Stored data:
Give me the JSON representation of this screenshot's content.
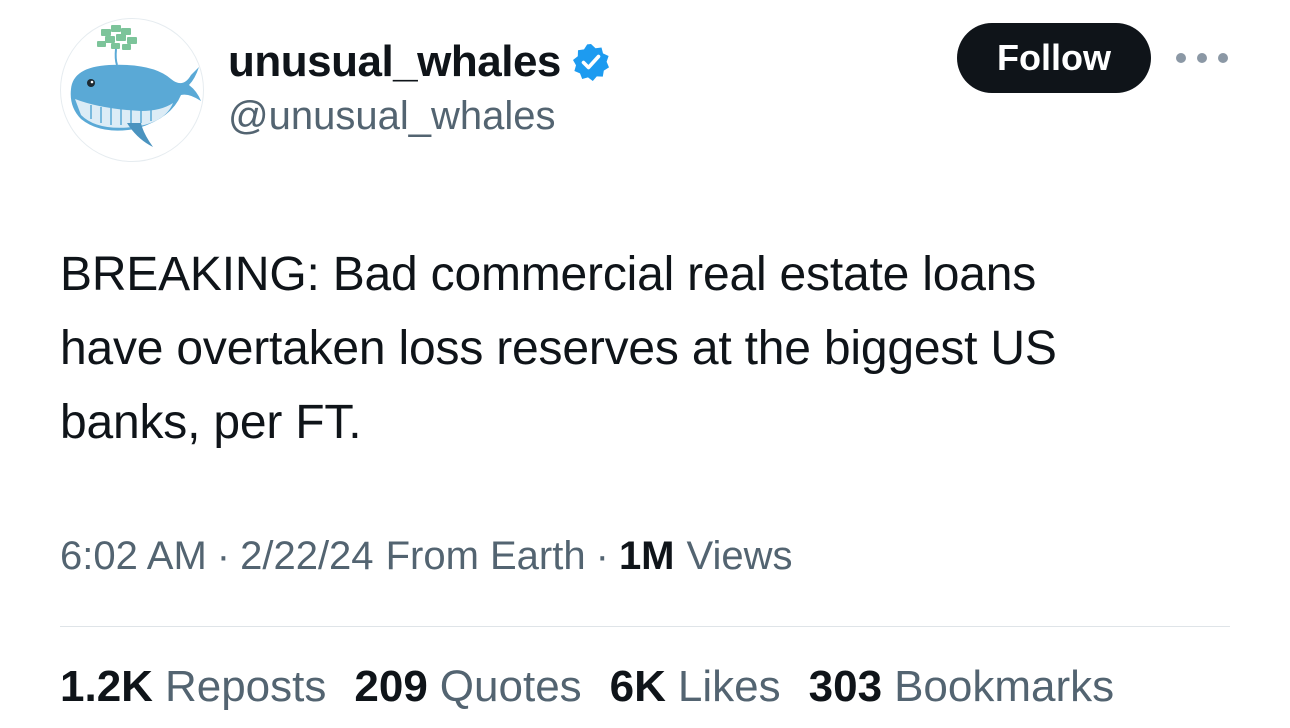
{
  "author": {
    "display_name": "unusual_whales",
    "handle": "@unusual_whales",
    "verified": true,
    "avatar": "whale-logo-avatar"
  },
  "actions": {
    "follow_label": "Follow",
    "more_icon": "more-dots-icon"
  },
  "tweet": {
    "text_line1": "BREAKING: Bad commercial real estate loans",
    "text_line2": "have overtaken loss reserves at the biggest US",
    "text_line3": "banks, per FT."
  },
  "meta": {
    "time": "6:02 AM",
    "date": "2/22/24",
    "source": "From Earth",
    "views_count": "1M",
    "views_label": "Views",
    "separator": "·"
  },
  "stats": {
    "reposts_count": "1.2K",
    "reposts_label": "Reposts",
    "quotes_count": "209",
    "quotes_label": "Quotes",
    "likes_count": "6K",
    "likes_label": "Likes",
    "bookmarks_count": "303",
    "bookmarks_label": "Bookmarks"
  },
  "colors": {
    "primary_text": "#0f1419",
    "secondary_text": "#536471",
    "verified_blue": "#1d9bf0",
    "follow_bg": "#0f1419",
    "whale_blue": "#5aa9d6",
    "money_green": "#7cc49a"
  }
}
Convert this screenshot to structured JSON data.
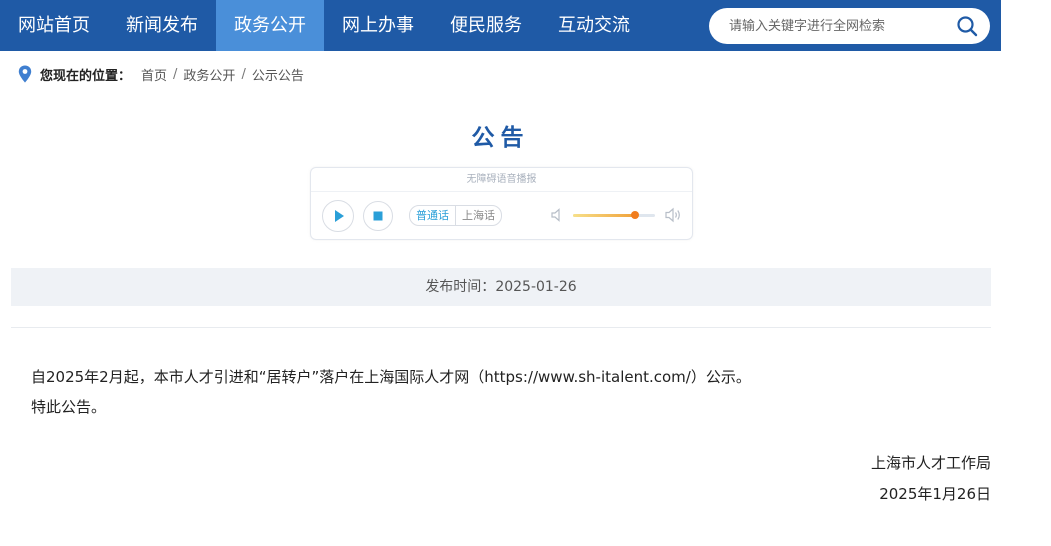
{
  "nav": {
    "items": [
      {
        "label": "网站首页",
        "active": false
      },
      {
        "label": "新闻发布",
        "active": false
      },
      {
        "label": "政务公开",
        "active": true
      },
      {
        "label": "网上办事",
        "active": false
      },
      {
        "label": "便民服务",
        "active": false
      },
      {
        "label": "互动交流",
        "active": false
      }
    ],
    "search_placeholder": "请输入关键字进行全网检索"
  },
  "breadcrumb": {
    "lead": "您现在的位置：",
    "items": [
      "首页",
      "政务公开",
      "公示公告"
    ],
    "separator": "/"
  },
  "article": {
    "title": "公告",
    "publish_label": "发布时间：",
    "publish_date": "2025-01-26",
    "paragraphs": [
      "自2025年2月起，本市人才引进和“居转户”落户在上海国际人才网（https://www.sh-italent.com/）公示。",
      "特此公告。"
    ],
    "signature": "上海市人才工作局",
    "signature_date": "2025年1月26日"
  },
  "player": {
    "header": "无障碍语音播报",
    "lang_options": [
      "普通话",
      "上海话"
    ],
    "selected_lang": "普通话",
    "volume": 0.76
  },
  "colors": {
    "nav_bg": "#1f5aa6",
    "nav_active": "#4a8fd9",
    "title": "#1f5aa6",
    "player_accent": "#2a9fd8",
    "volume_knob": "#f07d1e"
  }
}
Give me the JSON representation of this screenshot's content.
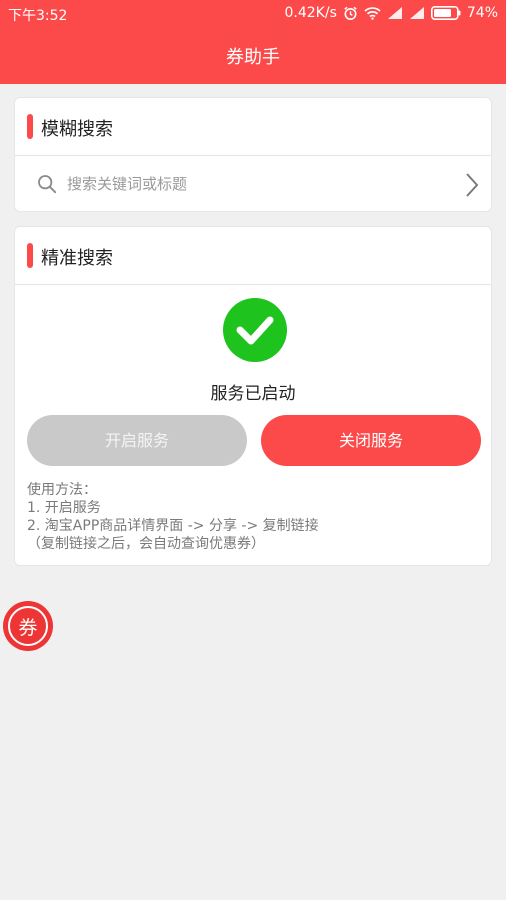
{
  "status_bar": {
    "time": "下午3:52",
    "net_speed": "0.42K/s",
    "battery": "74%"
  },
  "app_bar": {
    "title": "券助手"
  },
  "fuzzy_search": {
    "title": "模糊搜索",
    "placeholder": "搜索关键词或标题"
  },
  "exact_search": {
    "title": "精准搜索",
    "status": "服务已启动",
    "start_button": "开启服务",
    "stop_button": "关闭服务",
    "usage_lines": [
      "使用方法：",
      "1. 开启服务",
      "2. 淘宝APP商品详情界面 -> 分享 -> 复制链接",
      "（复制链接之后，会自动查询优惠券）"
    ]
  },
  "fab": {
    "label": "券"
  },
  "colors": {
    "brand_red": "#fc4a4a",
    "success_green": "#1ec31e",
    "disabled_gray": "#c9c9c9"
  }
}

**Directions:**
Set the entries down again exactly. Do not include the images.

**Solution to the problem:**
Give me the JSON representation of this screenshot's content.
{
  "author": {
    "display_name": "unusual_whales",
    "handle": "@unusual_whales",
    "verified": true,
    "avatar": "whale-logo-avatar"
  },
  "actions": {
    "follow_label": "Follow",
    "more_icon": "more-dots-icon"
  },
  "tweet": {
    "text_line1": "BREAKING: Bad commercial real estate loans",
    "text_line2": "have overtaken loss reserves at the biggest US",
    "text_line3": "banks, per FT."
  },
  "meta": {
    "time": "6:02 AM",
    "date": "2/22/24",
    "source": "From Earth",
    "views_count": "1M",
    "views_label": "Views",
    "separator": "·"
  },
  "stats": {
    "reposts_count": "1.2K",
    "reposts_label": "Reposts",
    "quotes_count": "209",
    "quotes_label": "Quotes",
    "likes_count": "6K",
    "likes_label": "Likes",
    "bookmarks_count": "303",
    "bookmarks_label": "Bookmarks"
  },
  "colors": {
    "primary_text": "#0f1419",
    "secondary_text": "#536471",
    "verified_blue": "#1d9bf0",
    "follow_bg": "#0f1419",
    "whale_blue": "#5aa9d6",
    "money_green": "#7cc49a"
  }
}
Convert this screenshot to structured JSON data.
{
  "nav": {
    "items": [
      {
        "label": "网站首页",
        "active": false
      },
      {
        "label": "新闻发布",
        "active": false
      },
      {
        "label": "政务公开",
        "active": true
      },
      {
        "label": "网上办事",
        "active": false
      },
      {
        "label": "便民服务",
        "active": false
      },
      {
        "label": "互动交流",
        "active": false
      }
    ],
    "search_placeholder": "请输入关键字进行全网检索"
  },
  "breadcrumb": {
    "lead": "您现在的位置：",
    "items": [
      "首页",
      "政务公开",
      "公示公告"
    ],
    "separator": "/"
  },
  "article": {
    "title": "公告",
    "publish_label": "发布时间：",
    "publish_date": "2025-01-26",
    "paragraphs": [
      "自2025年2月起，本市人才引进和“居转户”落户在上海国际人才网（https://www.sh-italent.com/）公示。",
      "特此公告。"
    ],
    "signature": "上海市人才工作局",
    "signature_date": "2025年1月26日"
  },
  "player": {
    "header": "无障碍语音播报",
    "lang_options": [
      "普通话",
      "上海话"
    ],
    "selected_lang": "普通话",
    "volume": 0.76
  },
  "colors": {
    "nav_bg": "#1f5aa6",
    "nav_active": "#4a8fd9",
    "title": "#1f5aa6",
    "player_accent": "#2a9fd8",
    "volume_knob": "#f07d1e"
  }
}
Give me the JSON representation of this screenshot's content.
{
  "status_bar": {
    "time": "下午3:52",
    "net_speed": "0.42K/s",
    "battery": "74%"
  },
  "app_bar": {
    "title": "券助手"
  },
  "fuzzy_search": {
    "title": "模糊搜索",
    "placeholder": "搜索关键词或标题"
  },
  "exact_search": {
    "title": "精准搜索",
    "status": "服务已启动",
    "start_button": "开启服务",
    "stop_button": "关闭服务",
    "usage_lines": [
      "使用方法：",
      "1. 开启服务",
      "2. 淘宝APP商品详情界面 -> 分享 -> 复制链接",
      "（复制链接之后，会自动查询优惠券）"
    ]
  },
  "fab": {
    "label": "券"
  },
  "colors": {
    "brand_red": "#fc4a4a",
    "success_green": "#1ec31e",
    "disabled_gray": "#c9c9c9"
  }
}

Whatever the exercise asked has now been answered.